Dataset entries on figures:
**********

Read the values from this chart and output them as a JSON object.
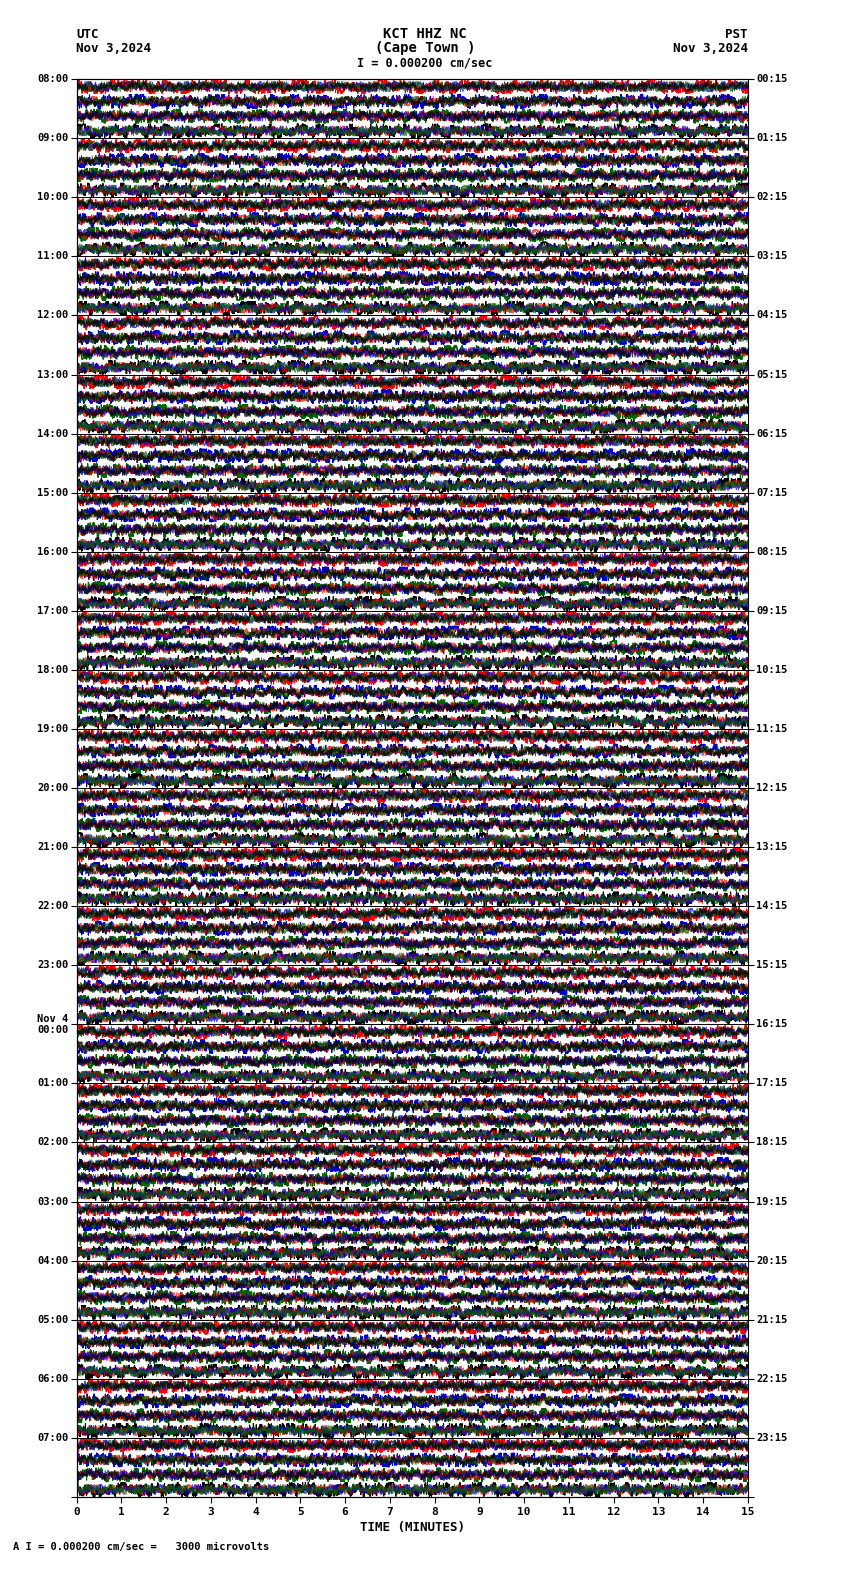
{
  "title_line1": "KCT HHZ NC",
  "title_line2": "(Cape Town )",
  "title_scale": "I = 0.000200 cm/sec",
  "left_label_line1": "UTC",
  "left_label_line2": "Nov 3,2024",
  "right_label_line1": "PST",
  "right_label_line2": "Nov 3,2024",
  "bottom_label": "TIME (MINUTES)",
  "bottom_note": "A I = 0.000200 cm/sec =   3000 microvolts",
  "left_times_utc": [
    "08:00",
    "09:00",
    "10:00",
    "11:00",
    "12:00",
    "13:00",
    "14:00",
    "15:00",
    "16:00",
    "17:00",
    "18:00",
    "19:00",
    "20:00",
    "21:00",
    "22:00",
    "23:00",
    "Nov 4\n00:00",
    "01:00",
    "02:00",
    "03:00",
    "04:00",
    "05:00",
    "06:00",
    "07:00"
  ],
  "right_times_pst": [
    "00:15",
    "01:15",
    "02:15",
    "03:15",
    "04:15",
    "05:15",
    "06:15",
    "07:15",
    "08:15",
    "09:15",
    "10:15",
    "11:15",
    "12:15",
    "13:15",
    "14:15",
    "15:15",
    "16:15",
    "17:15",
    "18:15",
    "19:15",
    "20:15",
    "21:15",
    "22:15",
    "23:15"
  ],
  "num_rows": 24,
  "x_ticks": [
    0,
    1,
    2,
    3,
    4,
    5,
    6,
    7,
    8,
    9,
    10,
    11,
    12,
    13,
    14,
    15
  ],
  "bg_color": "#ffffff",
  "row_colors": [
    "#ff0000",
    "#0000cc",
    "#006400",
    "#000000"
  ],
  "fig_width": 8.5,
  "fig_height": 15.84,
  "dpi": 100
}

**********

> PROBLEM DESCRIPTION
Pictures stay out; repeat all the rest of the records exactly.

> EXERCISE ANSWER
Read the values from this chart and output them as a JSON object.
{
  "title_line1": "KCT HHZ NC",
  "title_line2": "(Cape Town )",
  "title_scale": "I = 0.000200 cm/sec",
  "left_label_line1": "UTC",
  "left_label_line2": "Nov 3,2024",
  "right_label_line1": "PST",
  "right_label_line2": "Nov 3,2024",
  "bottom_label": "TIME (MINUTES)",
  "bottom_note": "A I = 0.000200 cm/sec =   3000 microvolts",
  "left_times_utc": [
    "08:00",
    "09:00",
    "10:00",
    "11:00",
    "12:00",
    "13:00",
    "14:00",
    "15:00",
    "16:00",
    "17:00",
    "18:00",
    "19:00",
    "20:00",
    "21:00",
    "22:00",
    "23:00",
    "Nov 4\n00:00",
    "01:00",
    "02:00",
    "03:00",
    "04:00",
    "05:00",
    "06:00",
    "07:00"
  ],
  "right_times_pst": [
    "00:15",
    "01:15",
    "02:15",
    "03:15",
    "04:15",
    "05:15",
    "06:15",
    "07:15",
    "08:15",
    "09:15",
    "10:15",
    "11:15",
    "12:15",
    "13:15",
    "14:15",
    "15:15",
    "16:15",
    "17:15",
    "18:15",
    "19:15",
    "20:15",
    "21:15",
    "22:15",
    "23:15"
  ],
  "num_rows": 24,
  "x_ticks": [
    0,
    1,
    2,
    3,
    4,
    5,
    6,
    7,
    8,
    9,
    10,
    11,
    12,
    13,
    14,
    15
  ],
  "bg_color": "#ffffff",
  "row_colors": [
    "#ff0000",
    "#0000cc",
    "#006400",
    "#000000"
  ],
  "fig_width": 8.5,
  "fig_height": 15.84,
  "dpi": 100
}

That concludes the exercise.